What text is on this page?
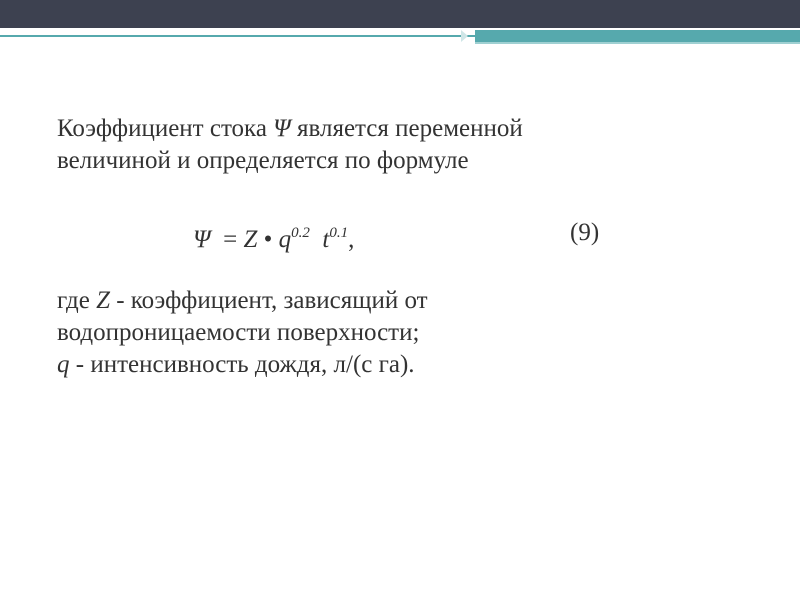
Коэффициент стока Ψ является переменной
величиной и определяется по формуле

Ψ  = Z • $q^{0.2}$ $t^{0.1}$,	(9)

где Z - коэффициент, зависящий от
водопроницаемости поверхности;
q - интенсивность дождя, л/(с га).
· · ·
**DESCRIPTION OF THE TASK:** Every record above must be given again exactly; drop the pictures.

**COMPLETED TASK:**
What text is on this page?
Коэффициент стока Ψ является переменной
величиной и определяется по формуле

Ψ  = Z • $q^{0.2}$ $t^{0.1}$,	(9)

где Z - коэффициент, зависящий от
водопроницаемости поверхности;
q - интенсивность дождя, л/(с га).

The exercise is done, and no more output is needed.